BEGIN Exercise data

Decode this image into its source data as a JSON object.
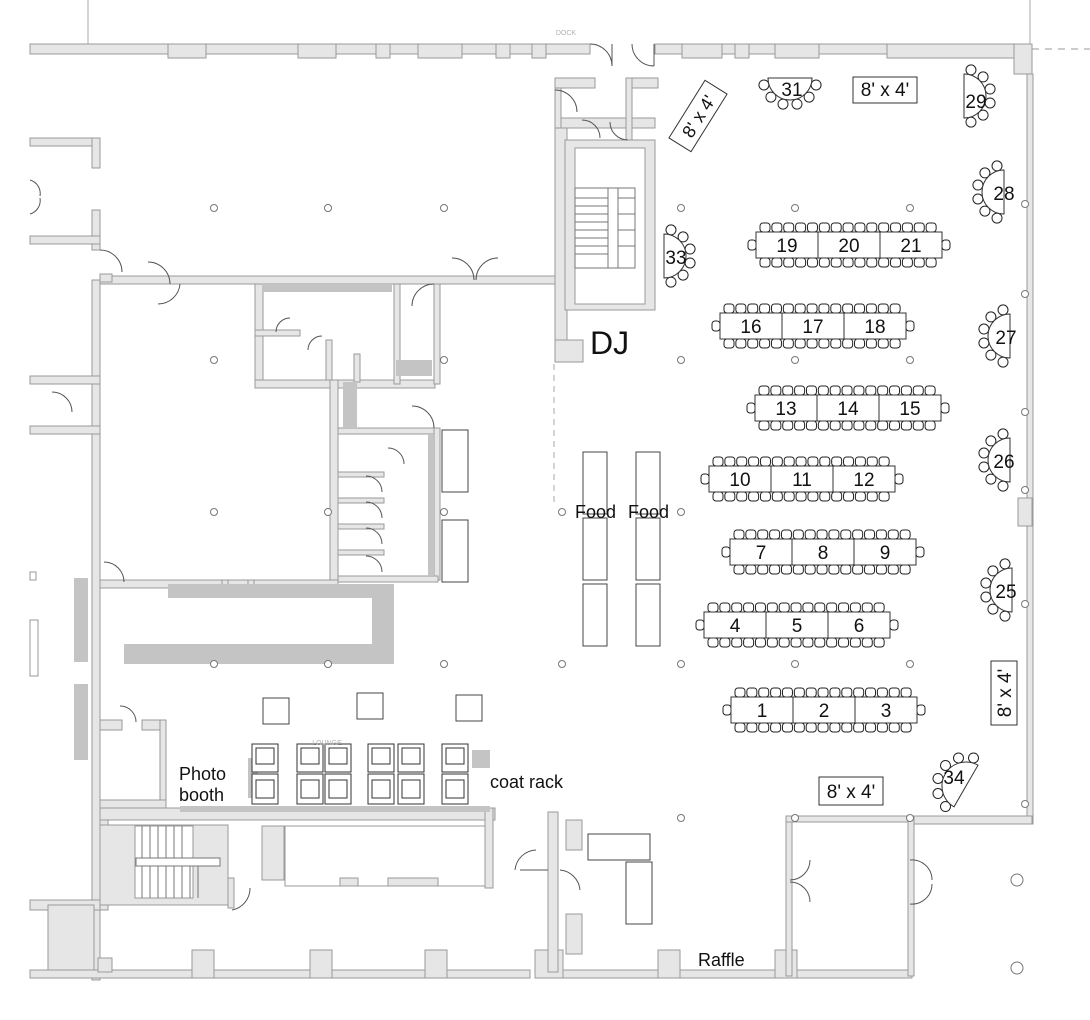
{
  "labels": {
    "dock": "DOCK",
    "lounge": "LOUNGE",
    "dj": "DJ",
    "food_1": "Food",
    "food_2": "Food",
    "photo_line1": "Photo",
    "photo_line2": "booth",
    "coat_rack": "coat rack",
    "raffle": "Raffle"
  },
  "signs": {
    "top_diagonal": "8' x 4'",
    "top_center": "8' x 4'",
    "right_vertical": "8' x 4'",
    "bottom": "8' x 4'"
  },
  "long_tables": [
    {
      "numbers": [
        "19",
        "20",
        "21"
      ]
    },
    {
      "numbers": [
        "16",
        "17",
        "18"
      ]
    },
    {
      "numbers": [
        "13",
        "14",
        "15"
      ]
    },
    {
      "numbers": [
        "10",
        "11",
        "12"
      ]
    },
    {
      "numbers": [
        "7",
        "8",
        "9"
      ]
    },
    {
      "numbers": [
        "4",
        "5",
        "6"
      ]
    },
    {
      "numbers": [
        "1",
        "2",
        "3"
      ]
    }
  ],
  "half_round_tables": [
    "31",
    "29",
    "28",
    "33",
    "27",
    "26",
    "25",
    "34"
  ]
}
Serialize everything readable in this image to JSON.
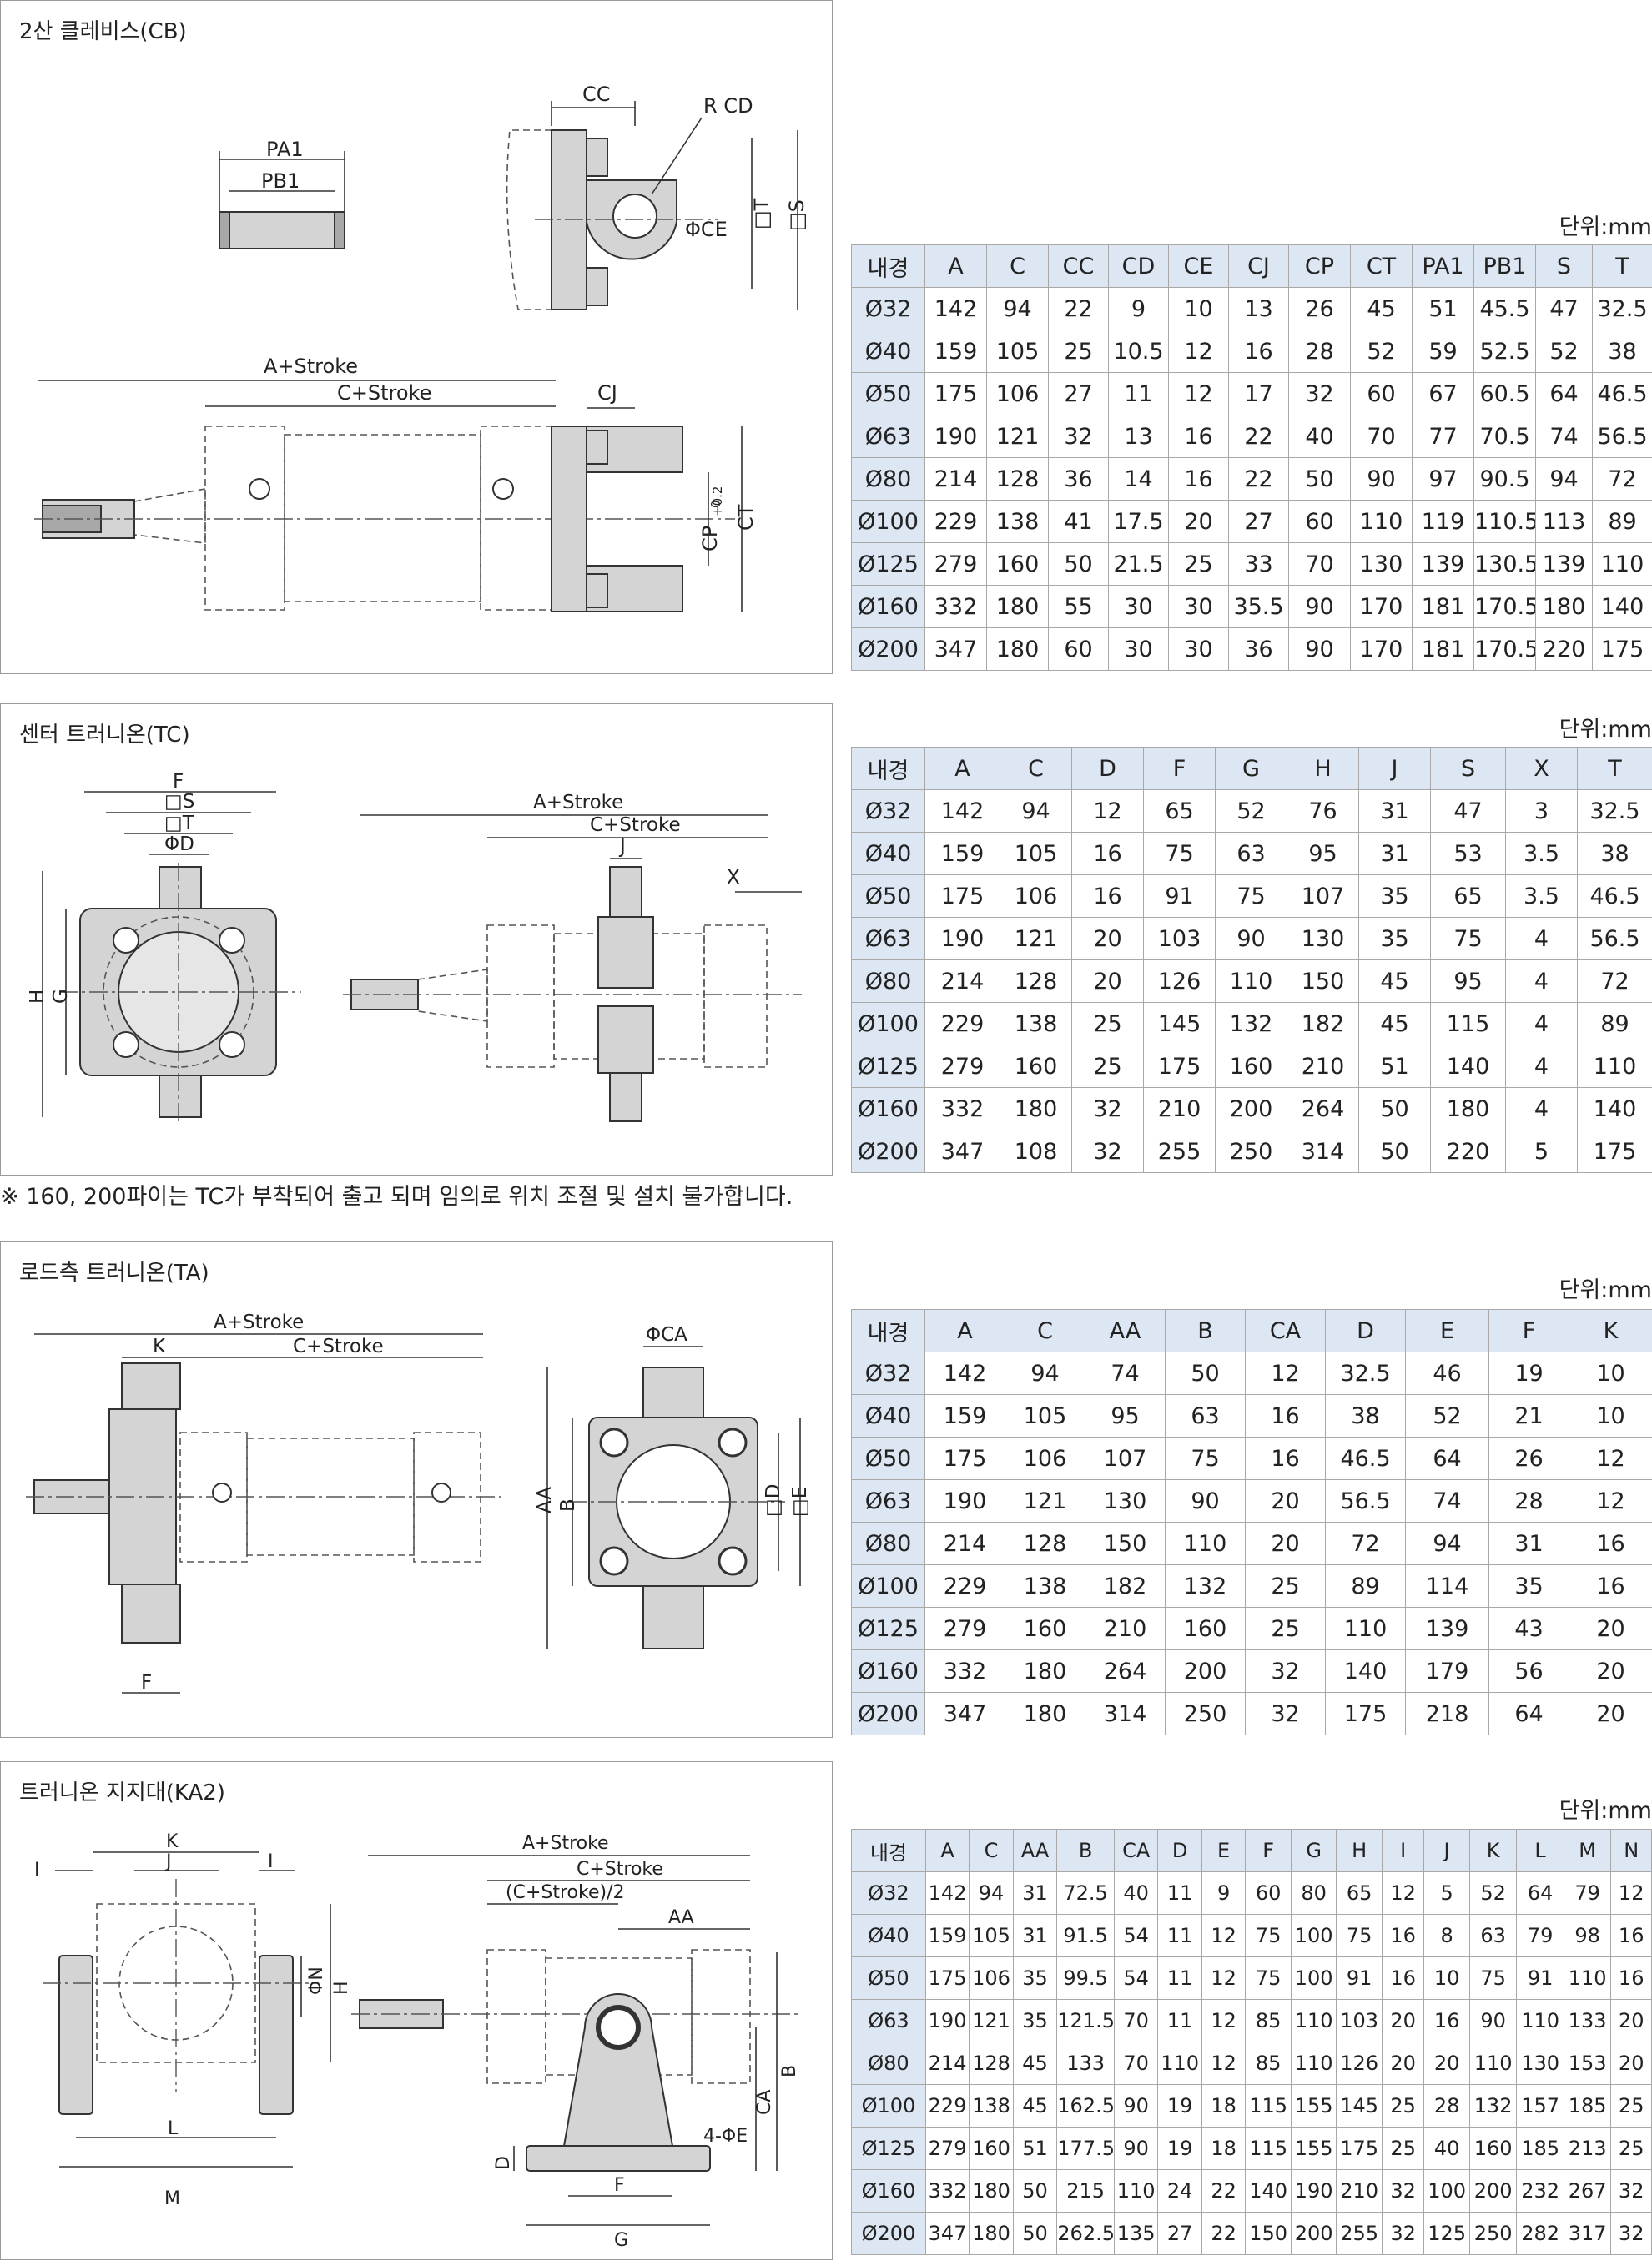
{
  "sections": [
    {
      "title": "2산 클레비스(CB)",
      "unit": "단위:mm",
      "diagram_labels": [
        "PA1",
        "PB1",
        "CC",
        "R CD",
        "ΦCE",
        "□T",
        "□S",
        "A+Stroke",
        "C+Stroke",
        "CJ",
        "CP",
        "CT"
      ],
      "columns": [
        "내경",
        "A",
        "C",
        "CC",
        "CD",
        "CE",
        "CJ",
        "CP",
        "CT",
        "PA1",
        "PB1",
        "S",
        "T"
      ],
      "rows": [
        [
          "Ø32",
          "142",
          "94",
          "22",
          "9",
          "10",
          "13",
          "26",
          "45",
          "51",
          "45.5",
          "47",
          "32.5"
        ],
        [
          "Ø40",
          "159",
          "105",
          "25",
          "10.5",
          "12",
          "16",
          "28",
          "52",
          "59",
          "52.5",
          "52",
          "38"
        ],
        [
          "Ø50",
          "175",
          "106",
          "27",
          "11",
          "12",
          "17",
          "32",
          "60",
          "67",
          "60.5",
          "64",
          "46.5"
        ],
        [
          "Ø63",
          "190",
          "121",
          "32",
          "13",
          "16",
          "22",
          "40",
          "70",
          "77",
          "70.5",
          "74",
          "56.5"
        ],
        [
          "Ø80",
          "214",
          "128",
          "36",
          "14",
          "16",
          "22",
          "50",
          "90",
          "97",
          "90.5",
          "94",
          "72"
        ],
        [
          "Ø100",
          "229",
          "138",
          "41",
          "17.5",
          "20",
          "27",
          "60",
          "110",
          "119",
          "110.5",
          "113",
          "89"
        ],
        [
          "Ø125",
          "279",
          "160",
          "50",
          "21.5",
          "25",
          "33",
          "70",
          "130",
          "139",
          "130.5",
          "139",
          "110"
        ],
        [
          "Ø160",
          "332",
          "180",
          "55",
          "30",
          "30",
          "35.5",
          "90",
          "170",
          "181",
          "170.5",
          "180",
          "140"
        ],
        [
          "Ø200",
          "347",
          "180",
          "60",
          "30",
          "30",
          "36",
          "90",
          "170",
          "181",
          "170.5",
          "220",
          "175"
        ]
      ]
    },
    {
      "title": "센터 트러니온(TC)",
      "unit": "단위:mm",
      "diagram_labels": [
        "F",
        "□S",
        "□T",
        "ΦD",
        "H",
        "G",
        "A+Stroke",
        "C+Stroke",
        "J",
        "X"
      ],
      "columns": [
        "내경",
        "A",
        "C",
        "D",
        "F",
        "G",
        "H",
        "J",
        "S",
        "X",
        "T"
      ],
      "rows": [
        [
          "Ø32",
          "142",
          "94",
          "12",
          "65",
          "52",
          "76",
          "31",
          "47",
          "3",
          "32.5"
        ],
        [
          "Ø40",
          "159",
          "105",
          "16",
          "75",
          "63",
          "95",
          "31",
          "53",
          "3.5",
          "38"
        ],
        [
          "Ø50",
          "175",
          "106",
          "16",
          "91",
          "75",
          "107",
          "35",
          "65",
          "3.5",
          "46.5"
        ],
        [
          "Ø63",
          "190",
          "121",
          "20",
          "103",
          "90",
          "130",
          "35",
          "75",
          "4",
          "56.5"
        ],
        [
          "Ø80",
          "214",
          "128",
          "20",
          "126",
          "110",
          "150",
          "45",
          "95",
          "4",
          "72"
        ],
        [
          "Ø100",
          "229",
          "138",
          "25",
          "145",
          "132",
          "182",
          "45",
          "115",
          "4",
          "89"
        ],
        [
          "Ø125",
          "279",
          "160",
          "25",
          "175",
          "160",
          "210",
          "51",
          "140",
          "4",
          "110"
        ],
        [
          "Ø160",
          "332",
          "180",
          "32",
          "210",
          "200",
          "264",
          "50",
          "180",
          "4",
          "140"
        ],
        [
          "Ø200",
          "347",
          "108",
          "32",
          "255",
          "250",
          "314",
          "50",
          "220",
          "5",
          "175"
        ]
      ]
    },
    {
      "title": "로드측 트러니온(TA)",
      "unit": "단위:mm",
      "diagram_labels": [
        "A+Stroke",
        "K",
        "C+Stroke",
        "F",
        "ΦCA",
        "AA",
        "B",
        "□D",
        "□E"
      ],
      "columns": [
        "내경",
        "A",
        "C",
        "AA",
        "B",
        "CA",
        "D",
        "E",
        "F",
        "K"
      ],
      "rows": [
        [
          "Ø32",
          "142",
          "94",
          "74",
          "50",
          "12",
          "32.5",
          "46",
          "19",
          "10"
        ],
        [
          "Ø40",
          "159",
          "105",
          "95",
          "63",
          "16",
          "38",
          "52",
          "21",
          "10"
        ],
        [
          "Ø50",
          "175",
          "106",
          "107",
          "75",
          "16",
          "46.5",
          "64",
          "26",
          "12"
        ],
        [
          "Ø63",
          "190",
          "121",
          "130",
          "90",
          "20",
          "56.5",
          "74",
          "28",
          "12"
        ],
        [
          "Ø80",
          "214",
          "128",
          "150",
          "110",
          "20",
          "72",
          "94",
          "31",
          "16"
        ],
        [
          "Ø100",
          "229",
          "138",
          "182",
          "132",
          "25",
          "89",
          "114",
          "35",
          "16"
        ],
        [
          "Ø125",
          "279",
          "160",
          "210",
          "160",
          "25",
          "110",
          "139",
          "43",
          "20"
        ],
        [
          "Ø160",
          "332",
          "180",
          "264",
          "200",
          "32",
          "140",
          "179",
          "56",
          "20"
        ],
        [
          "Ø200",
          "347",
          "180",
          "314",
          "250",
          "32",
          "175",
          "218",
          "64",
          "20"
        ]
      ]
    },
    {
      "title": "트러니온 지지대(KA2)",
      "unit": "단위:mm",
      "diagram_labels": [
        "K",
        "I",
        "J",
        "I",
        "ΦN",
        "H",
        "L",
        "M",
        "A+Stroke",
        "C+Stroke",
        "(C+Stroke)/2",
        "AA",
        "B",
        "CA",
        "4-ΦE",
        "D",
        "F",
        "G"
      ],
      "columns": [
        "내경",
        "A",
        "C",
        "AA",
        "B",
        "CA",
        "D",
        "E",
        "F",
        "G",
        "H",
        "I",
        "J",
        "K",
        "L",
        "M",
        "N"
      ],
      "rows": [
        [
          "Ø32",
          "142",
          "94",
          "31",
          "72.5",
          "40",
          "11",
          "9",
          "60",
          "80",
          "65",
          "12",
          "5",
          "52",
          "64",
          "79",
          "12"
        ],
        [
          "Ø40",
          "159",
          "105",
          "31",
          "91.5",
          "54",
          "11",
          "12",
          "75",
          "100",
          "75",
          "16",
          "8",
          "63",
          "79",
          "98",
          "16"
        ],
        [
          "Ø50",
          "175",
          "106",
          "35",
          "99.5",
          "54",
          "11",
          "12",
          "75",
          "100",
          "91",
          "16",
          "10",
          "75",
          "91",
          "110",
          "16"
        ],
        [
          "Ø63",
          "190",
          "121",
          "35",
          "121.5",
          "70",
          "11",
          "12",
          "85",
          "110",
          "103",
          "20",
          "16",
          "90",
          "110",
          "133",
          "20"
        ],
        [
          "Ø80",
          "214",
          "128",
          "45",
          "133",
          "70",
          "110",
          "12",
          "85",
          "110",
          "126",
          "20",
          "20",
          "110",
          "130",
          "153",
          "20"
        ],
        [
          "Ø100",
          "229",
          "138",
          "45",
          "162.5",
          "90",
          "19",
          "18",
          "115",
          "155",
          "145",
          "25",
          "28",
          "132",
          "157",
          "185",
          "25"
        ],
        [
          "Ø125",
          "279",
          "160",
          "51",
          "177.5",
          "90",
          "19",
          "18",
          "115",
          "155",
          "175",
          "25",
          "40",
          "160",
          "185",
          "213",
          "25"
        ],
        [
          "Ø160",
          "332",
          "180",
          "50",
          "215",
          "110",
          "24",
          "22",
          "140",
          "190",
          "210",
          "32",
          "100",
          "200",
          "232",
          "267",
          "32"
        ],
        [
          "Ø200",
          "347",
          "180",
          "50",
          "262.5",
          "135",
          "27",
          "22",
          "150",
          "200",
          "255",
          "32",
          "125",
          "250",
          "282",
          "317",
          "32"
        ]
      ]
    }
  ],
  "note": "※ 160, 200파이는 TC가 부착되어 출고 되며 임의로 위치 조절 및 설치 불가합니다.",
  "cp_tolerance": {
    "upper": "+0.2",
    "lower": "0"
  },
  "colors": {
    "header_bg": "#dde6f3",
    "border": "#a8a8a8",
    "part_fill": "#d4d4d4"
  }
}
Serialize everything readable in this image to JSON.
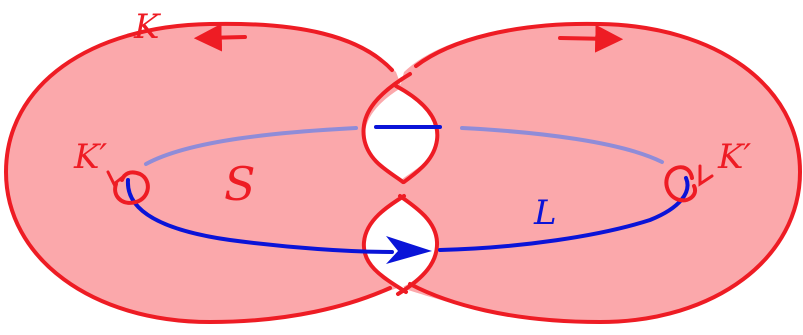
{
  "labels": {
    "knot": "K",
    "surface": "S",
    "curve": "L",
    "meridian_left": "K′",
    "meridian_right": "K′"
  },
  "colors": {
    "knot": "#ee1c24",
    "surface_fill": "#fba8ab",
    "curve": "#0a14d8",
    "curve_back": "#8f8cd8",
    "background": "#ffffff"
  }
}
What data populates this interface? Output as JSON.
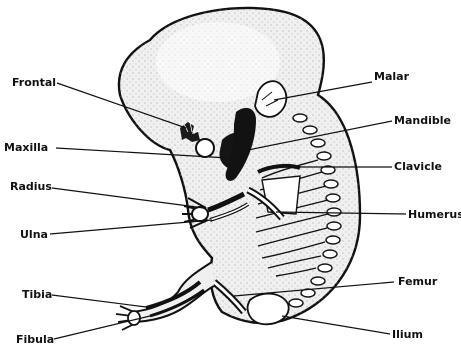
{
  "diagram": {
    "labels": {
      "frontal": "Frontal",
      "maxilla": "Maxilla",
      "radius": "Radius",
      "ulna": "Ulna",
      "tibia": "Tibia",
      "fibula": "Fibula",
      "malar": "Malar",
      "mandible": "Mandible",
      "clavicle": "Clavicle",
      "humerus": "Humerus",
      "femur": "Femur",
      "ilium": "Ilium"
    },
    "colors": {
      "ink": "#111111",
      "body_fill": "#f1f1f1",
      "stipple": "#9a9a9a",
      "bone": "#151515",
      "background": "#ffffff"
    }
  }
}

END Exercise data

Leave the pictures out, and please copy only the lines from the one with "What data populates" through the end of the listing.

What data populates this interface? Output as JSON.
{
  "diagram": {
    "labels": {
      "frontal": "Frontal",
      "maxilla": "Maxilla",
      "radius": "Radius",
      "ulna": "Ulna",
      "tibia": "Tibia",
      "fibula": "Fibula",
      "malar": "Malar",
      "mandible": "Mandible",
      "clavicle": "Clavicle",
      "humerus": "Humerus",
      "femur": "Femur",
      "ilium": "Ilium"
    },
    "colors": {
      "ink": "#111111",
      "body_fill": "#f1f1f1",
      "stipple": "#9a9a9a",
      "bone": "#151515",
      "background": "#ffffff"
    }
  }
}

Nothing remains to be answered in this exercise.